--- START ---

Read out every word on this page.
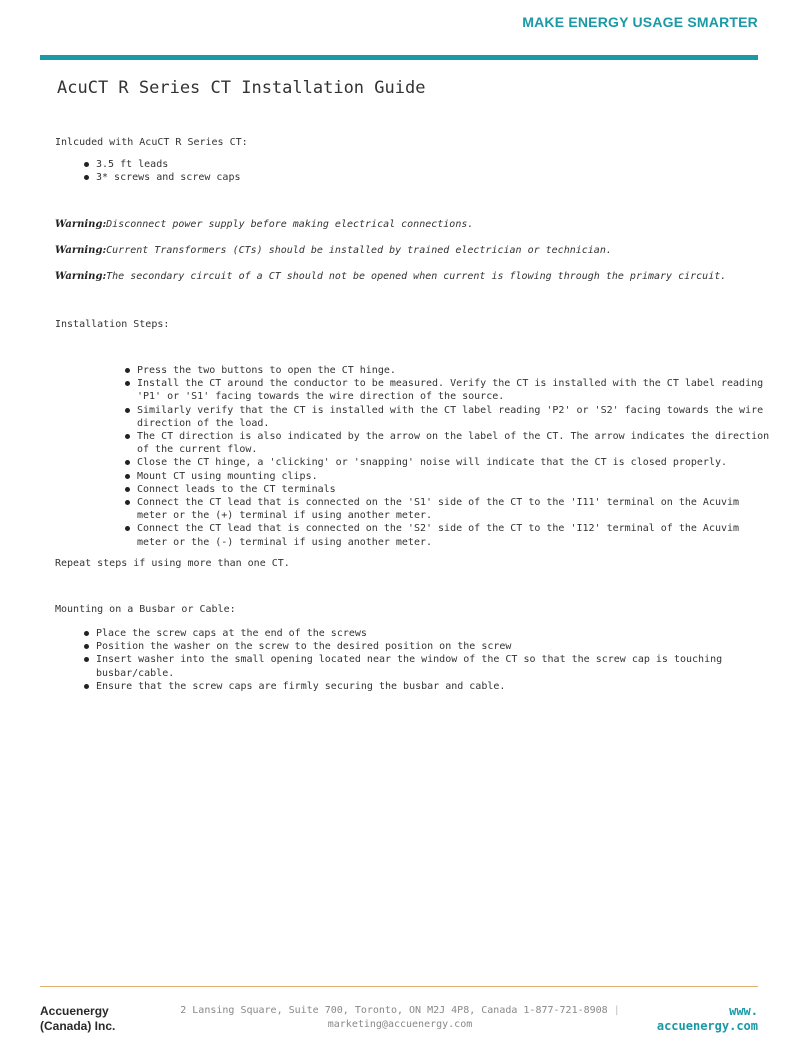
MAKE ENERGY USAGE SMARTER
AcuCT R Series CT Installation Guide
Inlcuded with AcuCT R Series CT:
3.5 ft leads
3* screws and screw caps
Warning:Disconnect power supply before making electrical connections.
Warning:Current Transformers (CTs) should be installed by trained electrician or technician.
Warning:The secondary circuit of a CT should not be opened when current is flowing through the primary circuit.
Installation Steps:
Press the two buttons to open the CT hinge.
Install the CT around the conductor to be measured. Verify the CT is installed with the CT label reading 'P1' or 'S1' facing towards the wire direction of the source.
Similarly verify that the CT is installed with the CT label reading 'P2' or 'S2' facing towards the wire direction of the load.
The CT direction is also indicated by the arrow on the label of the CT. The arrow indicates the direction of the current flow.
Close the CT hinge, a 'clicking' or 'snapping' noise will indicate that the CT is closed properly.
Mount CT using mounting clips.
Connect leads to the CT terminals
Connect the CT lead that is connected on the 'S1' side of the CT to the 'I11' terminal on the Acuvim meter or the (+) terminal if using another meter.
Connect the CT lead that is connected on the 'S2' side of the CT to the 'I12' terminal of the Acuvim meter or the (-) terminal if using another meter.
Repeat steps if using more than one CT.
Mounting on a Busbar or Cable:
Place the screw caps at the end of the screws
Position the washer on the screw to the desired position on the screw
Insert washer into the small opening located near the window of the CT so that the screw cap is touching busbar/cable.
Ensure that the screw caps are firmly securing the busbar and cable.
Accuenergy
(Canada) Inc.
2 Lansing Square, Suite 700, Toronto, ON M2J 4P8, Canada 1-877-721-8908 |
marketing@accuenergy.com
www.
accuenergy.com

--- END ---

Reproduce the listing above exactly, excluding all pictures.

SOLVED EXERCISE:
Read out every word on this page.
MAKE ENERGY USAGE SMARTER
AcuCT R Series CT Installation Guide
Inlcuded with AcuCT R Series CT:
3.5 ft leads
3* screws and screw caps
Warning:Disconnect power supply before making electrical connections.
Warning:Current Transformers (CTs) should be installed by trained electrician or technician.
Warning:The secondary circuit of a CT should not be opened when current is flowing through the primary circuit.
Installation Steps:
Press the two buttons to open the CT hinge.
Install the CT around the conductor to be measured. Verify the CT is installed with the CT label reading 'P1' or 'S1' facing towards the wire direction of the source.
Similarly verify that the CT is installed with the CT label reading 'P2' or 'S2' facing towards the wire direction of the load.
The CT direction is also indicated by the arrow on the label of the CT. The arrow indicates the direction of the current flow.
Close the CT hinge, a 'clicking' or 'snapping' noise will indicate that the CT is closed properly.
Mount CT using mounting clips.
Connect leads to the CT terminals
Connect the CT lead that is connected on the 'S1' side of the CT to the 'I11' terminal on the Acuvim meter or the (+) terminal if using another meter.
Connect the CT lead that is connected on the 'S2' side of the CT to the 'I12' terminal of the Acuvim meter or the (-) terminal if using another meter.
Repeat steps if using more than one CT.
Mounting on a Busbar or Cable:
Place the screw caps at the end of the screws
Position the washer on the screw to the desired position on the screw
Insert washer into the small opening located near the window of the CT so that the screw cap is touching busbar/cable.
Ensure that the screw caps are firmly securing the busbar and cable.
Accuenergy
(Canada) Inc.
2 Lansing Square, Suite 700, Toronto, ON M2J 4P8, Canada 1-877-721-8908 |
marketing@accuenergy.com
www.
accuenergy.com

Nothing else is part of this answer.